** Start **
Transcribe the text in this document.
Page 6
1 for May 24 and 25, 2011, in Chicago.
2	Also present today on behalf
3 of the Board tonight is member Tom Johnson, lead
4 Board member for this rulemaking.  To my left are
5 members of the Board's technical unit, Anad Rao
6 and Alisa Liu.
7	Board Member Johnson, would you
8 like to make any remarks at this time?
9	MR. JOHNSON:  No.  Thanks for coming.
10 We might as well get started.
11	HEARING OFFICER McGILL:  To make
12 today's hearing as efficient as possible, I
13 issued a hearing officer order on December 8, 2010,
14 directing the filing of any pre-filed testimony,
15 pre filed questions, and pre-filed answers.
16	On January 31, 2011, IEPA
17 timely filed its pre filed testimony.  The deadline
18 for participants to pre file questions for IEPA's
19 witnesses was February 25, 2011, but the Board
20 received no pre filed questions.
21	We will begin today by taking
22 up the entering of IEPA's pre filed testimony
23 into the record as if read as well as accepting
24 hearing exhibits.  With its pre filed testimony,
** End **
_Stated exercise_. Report only the number of lines in the data above that contain "this".

_Exercise solution_. 3